**** Excerpted records

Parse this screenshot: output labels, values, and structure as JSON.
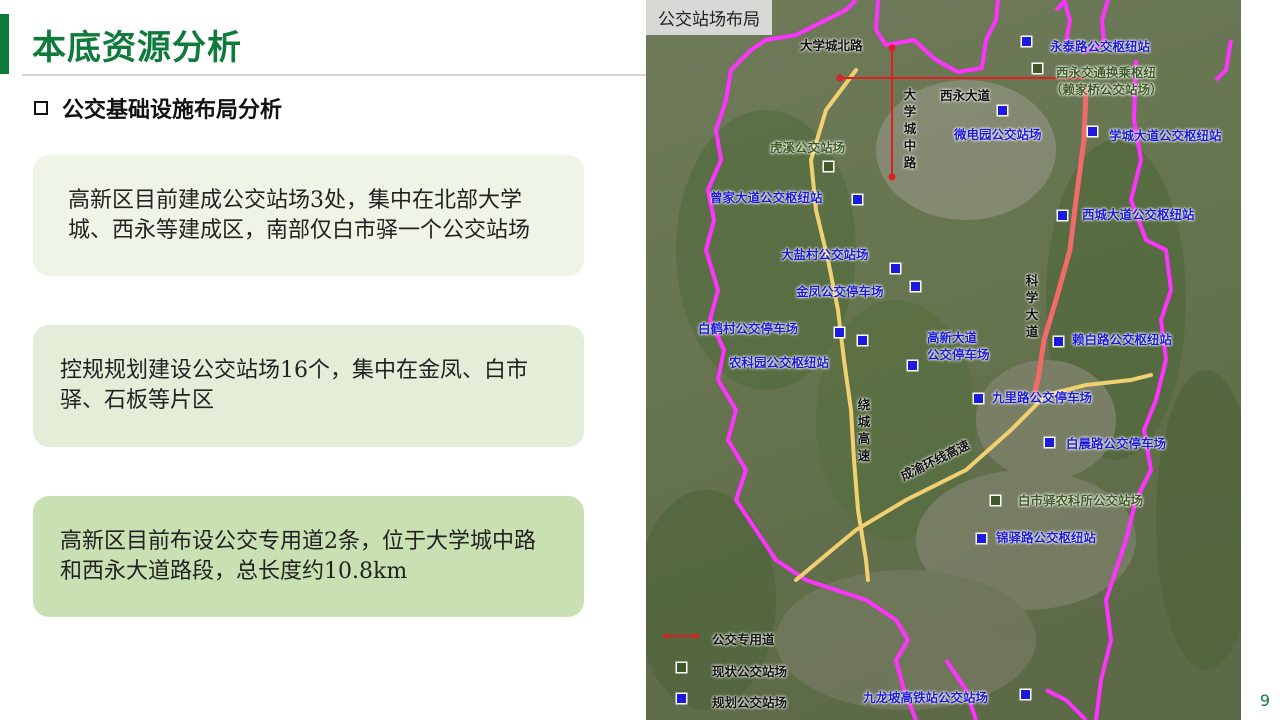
{
  "header": {
    "title": "本底资源分析"
  },
  "section": {
    "label": "公交基础设施布局分析"
  },
  "cards": [
    {
      "text": "高新区目前建成公交站场3处，集中在北部大学城、西永等建成区，南部仅白市驿一个公交站场"
    },
    {
      "text": "控规规划建设公交站场16个，集中在金凤、白市驿、石板等片区"
    },
    {
      "text": "高新区目前布设公交专用道2条，位于大学城中路和西永大道路段，总长度约10.8km"
    }
  ],
  "map": {
    "tag": "公交站场布局",
    "roads": {
      "daxuecheng_bei": "大学城北路",
      "daxuecheng_zhong": "大学城中路",
      "xiyong": "西永大道",
      "kexue": "科学大道",
      "raocheng": "绕城高速",
      "chengyu": "成渝环线高速"
    },
    "current_stations": {
      "xiyong_hub_1": "西永交通换乘枢纽",
      "xiyong_hub_2": "（赖家桥公交站场）",
      "huxi": "虎溪公交站场",
      "baishiyi": "白市驿农科所公交站场"
    },
    "planned_stations": {
      "yongtai": "永泰路公交枢纽站",
      "weidianyuan": "微电园公交站场",
      "xuecheng": "学城大道公交枢纽站",
      "zengjia": "曾家大道公交枢纽站",
      "xicheng": "西城大道公交枢纽站",
      "dayancun": "大盐村公交站场",
      "jinfeng": "金凤公交停车场",
      "baihecun": "白鹤村公交停车场",
      "gaoxin_1": "高新大道",
      "gaoxin_2": "公交停车场",
      "laibai": "赖白路公交枢纽站",
      "nongkeyuan": "农科园公交枢纽站",
      "jiuli": "九里路公交停车场",
      "baichen": "白晨路公交停车场",
      "jinyi": "锦驿路公交枢纽站",
      "jiulongpo": "九龙坡高铁站公交站场"
    },
    "legend": {
      "bus_lane": "公交专用道",
      "current": "现状公交站场",
      "planned": "规划公交站场"
    },
    "colors": {
      "bus_lane": "#e02020",
      "current_marker": "#3f5a28",
      "planned_marker": "#1a1ae0",
      "boundary": "#ff33ff",
      "highway": "#f0d070"
    }
  },
  "footer": {
    "page_number": "9"
  }
}
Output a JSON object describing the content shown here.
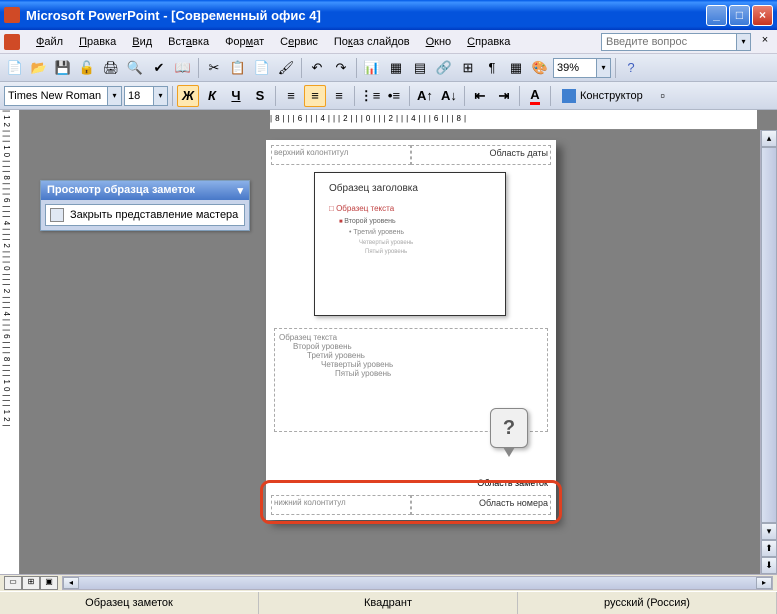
{
  "titlebar": {
    "app": "Microsoft PowerPoint",
    "doc": "[Современный офис 4]",
    "full": "Microsoft PowerPoint - [Современный офис 4]"
  },
  "menu": {
    "file": "Файл",
    "edit": "Правка",
    "view": "Вид",
    "insert": "Вставка",
    "format": "Формат",
    "tools": "Сервис",
    "slideshow": "Показ слайдов",
    "window": "Окно",
    "help": "Справка",
    "help_placeholder": "Введите вопрос"
  },
  "toolbar": {
    "zoom": "39%"
  },
  "format_bar": {
    "font": "Times New Roman",
    "size": "18",
    "designer": "Конструктор"
  },
  "ruler_h": "|8|||6|||4|||2|||0|||2|||4|||6|||8|",
  "ruler_v": "|12|||10|||8|||6|||4|||2|||0|||2|||4|||6|||8|||10|||12|",
  "floating_panel": {
    "title": "Просмотр образца заметок",
    "close_master": "Закрыть представление мастера"
  },
  "notes_master": {
    "header_left": "верхний колонтитул",
    "header_right": "Область даты",
    "slide_title": "Образец заголовка",
    "slide_l1": "Образец текста",
    "slide_l2": "Второй уровень",
    "slide_l3": "Третий уровень",
    "slide_l4": "Четвертый уровень",
    "slide_l5": "Пятый уровень",
    "notes_l1": "Образец текста",
    "notes_l2": "Второй уровень",
    "notes_l3": "Третий уровень",
    "notes_l4": "Четвертый уровень",
    "notes_l5": "Пятый уровень",
    "footer_notes_label": "Область заметок",
    "footer_left": "нижний колонтитул",
    "footer_right": "Область номера"
  },
  "callout": "?",
  "status": {
    "left": "Образец заметок",
    "center": "Квадрант",
    "right": "русский (Россия)"
  }
}
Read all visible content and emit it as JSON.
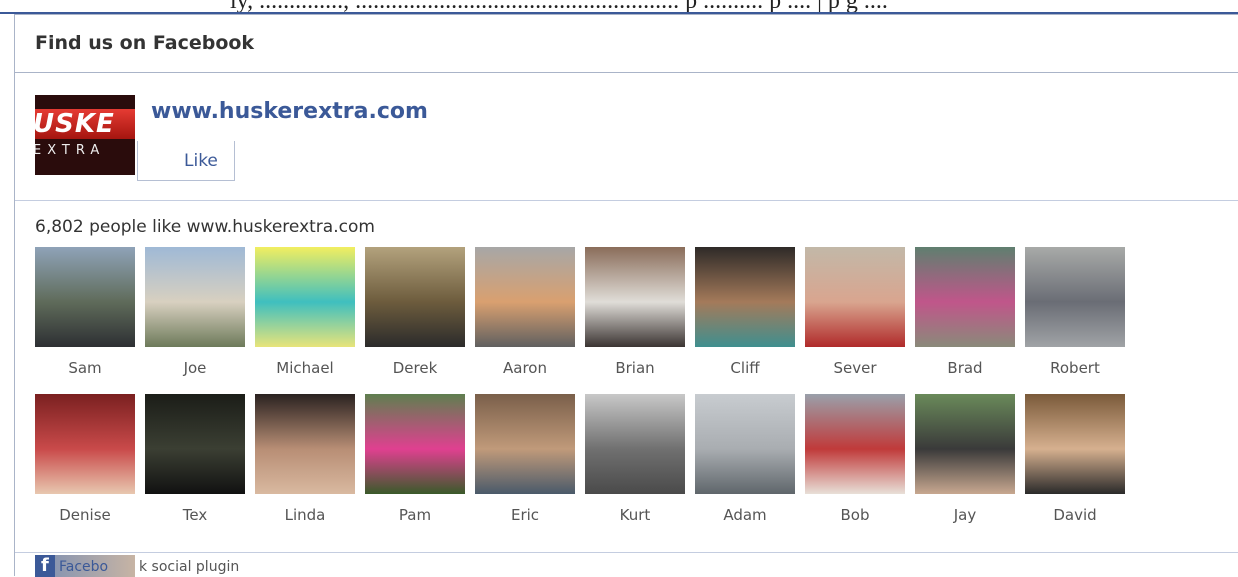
{
  "top_strip": {
    "text": "ly, .............., ...................................................... p .......... p .... | p g ...."
  },
  "widget": {
    "title": "Find us on Facebook",
    "page_name": "www.huskerextra.com",
    "logo_text_1": "USKE",
    "logo_text_2": "EXTRA",
    "like_label": "Like",
    "likes_count_text": "6,802 people like www.huskerextra.com",
    "footer_text_part1": "Facebo",
    "footer_text_part2": "k social plugin",
    "colors": {
      "link": "#3b5998",
      "border": "#aab4c8"
    }
  },
  "fans": [
    {
      "name": "Sam",
      "colors": [
        "#8fa3b8",
        "#5f6b5a",
        "#2d2f33"
      ]
    },
    {
      "name": "Joe",
      "colors": [
        "#9fb9d6",
        "#d8d0c0",
        "#6d7a5a"
      ]
    },
    {
      "name": "Michael",
      "colors": [
        "#f2ee60",
        "#3fbfbf",
        "#e8e47a"
      ]
    },
    {
      "name": "Derek",
      "colors": [
        "#b3a27d",
        "#6d5c3d",
        "#2b2b2b"
      ]
    },
    {
      "name": "Aaron",
      "colors": [
        "#a7a7a7",
        "#d9a070",
        "#606060"
      ]
    },
    {
      "name": "Brian",
      "colors": [
        "#8a6d5a",
        "#e0ddd8",
        "#3b3432"
      ]
    },
    {
      "name": "Cliff",
      "colors": [
        "#2e2a28",
        "#a47a5a",
        "#3f8f8f"
      ]
    },
    {
      "name": "Sever",
      "colors": [
        "#c2b8a8",
        "#d9a58f",
        "#b02a2a"
      ]
    },
    {
      "name": "Brad",
      "colors": [
        "#5f7f6f",
        "#c0568a",
        "#8a8a7a"
      ]
    },
    {
      "name": "Robert",
      "colors": [
        "#a8aaa8",
        "#6a6d75",
        "#a0a3a6"
      ]
    },
    {
      "name": "Denise",
      "colors": [
        "#7a2020",
        "#c94a4a",
        "#e8c8b0"
      ]
    },
    {
      "name": "Tex",
      "colors": [
        "#1b1d18",
        "#3b3f33",
        "#111"
      ]
    },
    {
      "name": "Linda",
      "colors": [
        "#2a2220",
        "#b88e75",
        "#d9b9a0"
      ]
    },
    {
      "name": "Pam",
      "colors": [
        "#5f7f4f",
        "#e04090",
        "#3a5a2a"
      ]
    },
    {
      "name": "Eric",
      "colors": [
        "#7a5f4a",
        "#c09a7a",
        "#4a5a6a"
      ]
    },
    {
      "name": "Kurt",
      "colors": [
        "#c8c8c8",
        "#707070",
        "#4a4a4a"
      ]
    },
    {
      "name": "Adam",
      "colors": [
        "#c8ccd0",
        "#a9adb1",
        "#5f666b"
      ]
    },
    {
      "name": "Bob",
      "colors": [
        "#9aa0aa",
        "#c03a3a",
        "#e8e0d8"
      ]
    },
    {
      "name": "Jay",
      "colors": [
        "#6a8a5a",
        "#3a3a3a",
        "#c8a890"
      ]
    },
    {
      "name": "David",
      "colors": [
        "#7a5a3a",
        "#d6b08f",
        "#2a2a2a"
      ]
    }
  ]
}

********

◆ The request
Set down all the entries exactly as they appear, but skip any pictures.

◆ Answer to the task
Parse this screenshot: output labels, values, and structure as JSON.
{
  "header": {
    "title": "本底资源分析"
  },
  "section": {
    "label": "公交基础设施布局分析"
  },
  "cards": [
    {
      "text": "高新区目前建成公交站场3处，集中在北部大学城、西永等建成区，南部仅白市驿一个公交站场"
    },
    {
      "text": "控规规划建设公交站场16个，集中在金凤、白市驿、石板等片区"
    },
    {
      "text": "高新区目前布设公交专用道2条，位于大学城中路和西永大道路段，总长度约10.8km"
    }
  ],
  "map": {
    "tag": "公交站场布局",
    "roads": {
      "daxuecheng_bei": "大学城北路",
      "daxuecheng_zhong": "大学城中路",
      "xiyong": "西永大道",
      "kexue": "科学大道",
      "raocheng": "绕城高速",
      "chengyu": "成渝环线高速"
    },
    "current_stations": {
      "xiyong_hub_1": "西永交通换乘枢纽",
      "xiyong_hub_2": "（赖家桥公交站场）",
      "huxi": "虎溪公交站场",
      "baishiyi": "白市驿农科所公交站场"
    },
    "planned_stations": {
      "yongtai": "永泰路公交枢纽站",
      "weidianyuan": "微电园公交站场",
      "xuecheng": "学城大道公交枢纽站",
      "zengjia": "曾家大道公交枢纽站",
      "xicheng": "西城大道公交枢纽站",
      "dayancun": "大盐村公交站场",
      "jinfeng": "金凤公交停车场",
      "baihecun": "白鹤村公交停车场",
      "gaoxin_1": "高新大道",
      "gaoxin_2": "公交停车场",
      "laibai": "赖白路公交枢纽站",
      "nongkeyuan": "农科园公交枢纽站",
      "jiuli": "九里路公交停车场",
      "baichen": "白晨路公交停车场",
      "jinyi": "锦驿路公交枢纽站",
      "jiulongpo": "九龙坡高铁站公交站场"
    },
    "legend": {
      "bus_lane": "公交专用道",
      "current": "现状公交站场",
      "planned": "规划公交站场"
    },
    "colors": {
      "bus_lane": "#e02020",
      "current_marker": "#3f5a28",
      "planned_marker": "#1a1ae0",
      "boundary": "#ff33ff",
      "highway": "#f0d070"
    }
  },
  "footer": {
    "page_number": "9"
  }
}
Output a JSON object describing the content shown here.
{
  "titlebar": {
    "app": "Microsoft PowerPoint",
    "doc": "[Современный офис 4]",
    "full": "Microsoft PowerPoint - [Современный офис 4]"
  },
  "menu": {
    "file": "Файл",
    "edit": "Правка",
    "view": "Вид",
    "insert": "Вставка",
    "format": "Формат",
    "tools": "Сервис",
    "slideshow": "Показ слайдов",
    "window": "Окно",
    "help": "Справка",
    "help_placeholder": "Введите вопрос"
  },
  "toolbar": {
    "zoom": "39%"
  },
  "format_bar": {
    "font": "Times New Roman",
    "size": "18",
    "designer": "Конструктор"
  },
  "ruler_h": "|8|||6|||4|||2|||0|||2|||4|||6|||8|",
  "ruler_v": "|12|||10|||8|||6|||4|||2|||0|||2|||4|||6|||8|||10|||12|",
  "floating_panel": {
    "title": "Просмотр образца заметок",
    "close_master": "Закрыть представление мастера"
  },
  "notes_master": {
    "header_left": "верхний колонтитул",
    "header_right": "Область даты",
    "slide_title": "Образец заголовка",
    "slide_l1": "Образец текста",
    "slide_l2": "Второй уровень",
    "slide_l3": "Третий уровень",
    "slide_l4": "Четвертый уровень",
    "slide_l5": "Пятый уровень",
    "notes_l1": "Образец текста",
    "notes_l2": "Второй уровень",
    "notes_l3": "Третий уровень",
    "notes_l4": "Четвертый уровень",
    "notes_l5": "Пятый уровень",
    "footer_notes_label": "Область заметок",
    "footer_left": "нижний колонтитул",
    "footer_right": "Область номера"
  },
  "callout": "?",
  "status": {
    "left": "Образец заметок",
    "center": "Квадрант",
    "right": "русский (Россия)"
  }
}
Read all visible content and emit it as JSON.
{
  "top_strip": {
    "text": "ly, .............., ...................................................... p .......... p .... | p g ...."
  },
  "widget": {
    "title": "Find us on Facebook",
    "page_name": "www.huskerextra.com",
    "logo_text_1": "USKE",
    "logo_text_2": "EXTRA",
    "like_label": "Like",
    "likes_count_text": "6,802 people like www.huskerextra.com",
    "footer_text_part1": "Facebo",
    "footer_text_part2": "k social plugin",
    "colors": {
      "link": "#3b5998",
      "border": "#aab4c8"
    }
  },
  "fans": [
    {
      "name": "Sam",
      "colors": [
        "#8fa3b8",
        "#5f6b5a",
        "#2d2f33"
      ]
    },
    {
      "name": "Joe",
      "colors": [
        "#9fb9d6",
        "#d8d0c0",
        "#6d7a5a"
      ]
    },
    {
      "name": "Michael",
      "colors": [
        "#f2ee60",
        "#3fbfbf",
        "#e8e47a"
      ]
    },
    {
      "name": "Derek",
      "colors": [
        "#b3a27d",
        "#6d5c3d",
        "#2b2b2b"
      ]
    },
    {
      "name": "Aaron",
      "colors": [
        "#a7a7a7",
        "#d9a070",
        "#606060"
      ]
    },
    {
      "name": "Brian",
      "colors": [
        "#8a6d5a",
        "#e0ddd8",
        "#3b3432"
      ]
    },
    {
      "name": "Cliff",
      "colors": [
        "#2e2a28",
        "#a47a5a",
        "#3f8f8f"
      ]
    },
    {
      "name": "Sever",
      "colors": [
        "#c2b8a8",
        "#d9a58f",
        "#b02a2a"
      ]
    },
    {
      "name": "Brad",
      "colors": [
        "#5f7f6f",
        "#c0568a",
        "#8a8a7a"
      ]
    },
    {
      "name": "Robert",
      "colors": [
        "#a8aaa8",
        "#6a6d75",
        "#a0a3a6"
      ]
    },
    {
      "name": "Denise",
      "colors": [
        "#7a2020",
        "#c94a4a",
        "#e8c8b0"
      ]
    },
    {
      "name": "Tex",
      "colors": [
        "#1b1d18",
        "#3b3f33",
        "#111"
      ]
    },
    {
      "name": "Linda",
      "colors": [
        "#2a2220",
        "#b88e75",
        "#d9b9a0"
      ]
    },
    {
      "name": "Pam",
      "colors": [
        "#5f7f4f",
        "#e04090",
        "#3a5a2a"
      ]
    },
    {
      "name": "Eric",
      "colors": [
        "#7a5f4a",
        "#c09a7a",
        "#4a5a6a"
      ]
    },
    {
      "name": "Kurt",
      "colors": [
        "#c8c8c8",
        "#707070",
        "#4a4a4a"
      ]
    },
    {
      "name": "Adam",
      "colors": [
        "#c8ccd0",
        "#a9adb1",
        "#5f666b"
      ]
    },
    {
      "name": "Bob",
      "colors": [
        "#9aa0aa",
        "#c03a3a",
        "#e8e0d8"
      ]
    },
    {
      "name": "Jay",
      "colors": [
        "#6a8a5a",
        "#3a3a3a",
        "#c8a890"
      ]
    },
    {
      "name": "David",
      "colors": [
        "#7a5a3a",
        "#d6b08f",
        "#2a2a2a"
      ]
    }
  ]
}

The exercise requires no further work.